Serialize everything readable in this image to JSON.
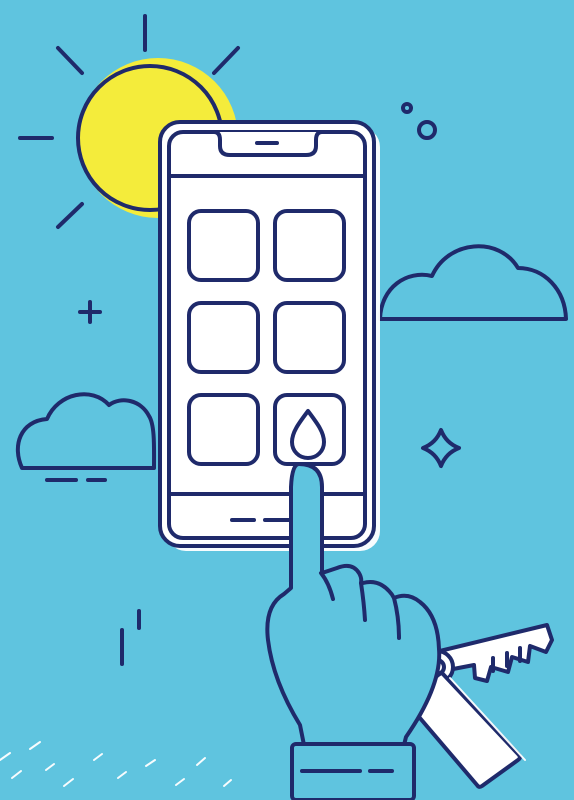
{
  "scene": {
    "description": "",
    "colors": {
      "background": "#5fc4df",
      "outline": "#1f2a6b",
      "sun": "#f4ec3b",
      "white": "#ffffff"
    },
    "icons": [
      "sun-icon",
      "smartphone-icon",
      "app-tile-icon",
      "water-drop-icon",
      "pointing-hand-icon",
      "key-icon",
      "key-tag-icon",
      "cloud-icon",
      "sparkle-icon",
      "plus-icon",
      "circle-icon"
    ]
  }
}
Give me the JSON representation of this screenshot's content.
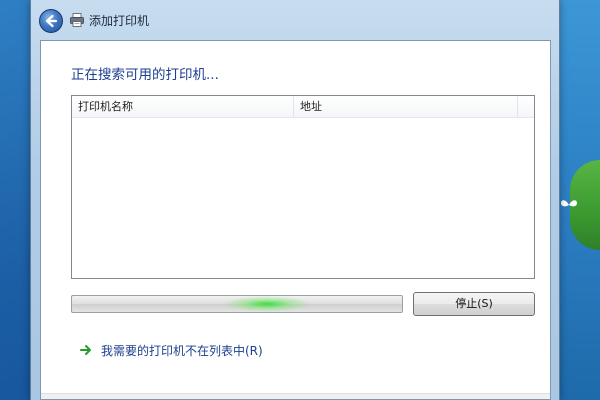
{
  "window": {
    "title": "添加打印机"
  },
  "content": {
    "heading": "正在搜索可用的打印机...",
    "list": {
      "columns": [
        "打印机名称",
        "地址"
      ],
      "rows": []
    },
    "progress": {
      "state": "indeterminate",
      "accent": "#38dc3c"
    },
    "stop_button": "停止(S)",
    "link": "我需要的打印机不在列表中(R)"
  },
  "icons": {
    "back": "back-arrow-icon",
    "title": "printer-icon",
    "link": "green-arrow-icon"
  }
}
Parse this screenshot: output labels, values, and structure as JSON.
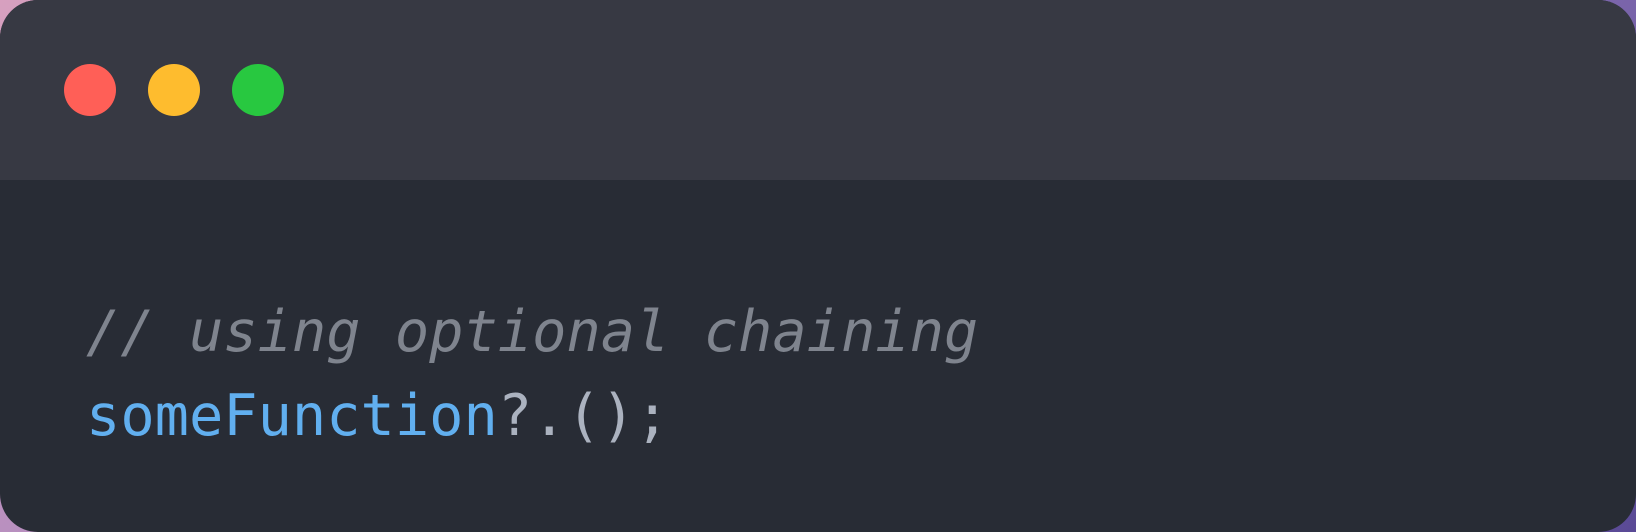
{
  "colors": {
    "background_gradient": [
      "#d7a0bf",
      "#9a7fbf",
      "#5a4a96"
    ],
    "window_bg": "#282c35",
    "titlebar_bg": "#373943",
    "close": "#ff5f57",
    "minimize": "#febc2e",
    "zoom": "#28c840",
    "comment": "#7f848e",
    "function": "#61afef",
    "punctuation": "#abb2bf"
  },
  "window_controls": [
    {
      "name": "close",
      "icon": "close-dot-icon"
    },
    {
      "name": "minimize",
      "icon": "minimize-dot-icon"
    },
    {
      "name": "zoom",
      "icon": "zoom-dot-icon"
    }
  ],
  "code": {
    "lines": [
      {
        "tokens": [
          {
            "type": "comment",
            "text": "// using optional chaining"
          }
        ]
      },
      {
        "tokens": [
          {
            "type": "function",
            "text": "someFunction"
          },
          {
            "type": "punctuation",
            "text": "?.();"
          }
        ]
      }
    ]
  }
}
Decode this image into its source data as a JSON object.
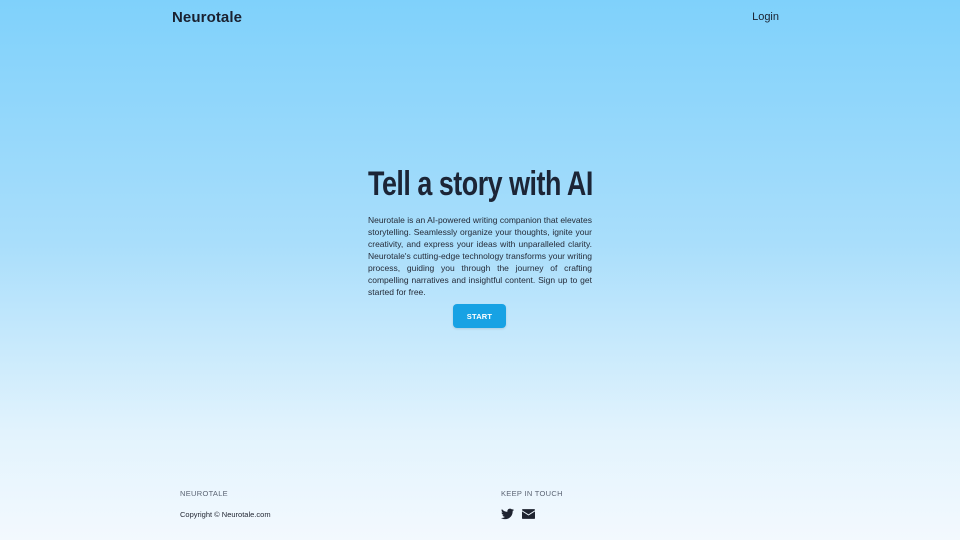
{
  "header": {
    "brand": "Neurotale",
    "login_label": "Login"
  },
  "hero": {
    "title": "Tell a story with AI",
    "description": "Neurotale is an AI-powered writing companion that elevates storytelling. Seamlessly organize your thoughts, ignite your creativity, and express your ideas with unparalleled clarity. Neurotale's cutting-edge technology transforms your writing process, guiding you through the journey of crafting compelling narratives and insightful content. Sign up to get started for free.",
    "start_label": "START"
  },
  "footer": {
    "brand_heading": "NEUROTALE",
    "copyright": "Copyright © Neurotale.com",
    "contact_heading": "KEEP IN TOUCH",
    "social_icons": [
      "twitter-icon",
      "envelope-icon"
    ]
  },
  "colors": {
    "accent": "#17a2e4",
    "text_dark": "#1c2536",
    "bg_top": "#7fd1fb",
    "bg_bottom": "#f3f9fe"
  }
}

● ● ●

§ **Work to be completed**:
Pull out each line of the entries that contains "minimize".

§ **Solution to the problem**:
    "minimize": "#febc2e",
      "name": "minimize",
      "icon": "minimize-dot-icon"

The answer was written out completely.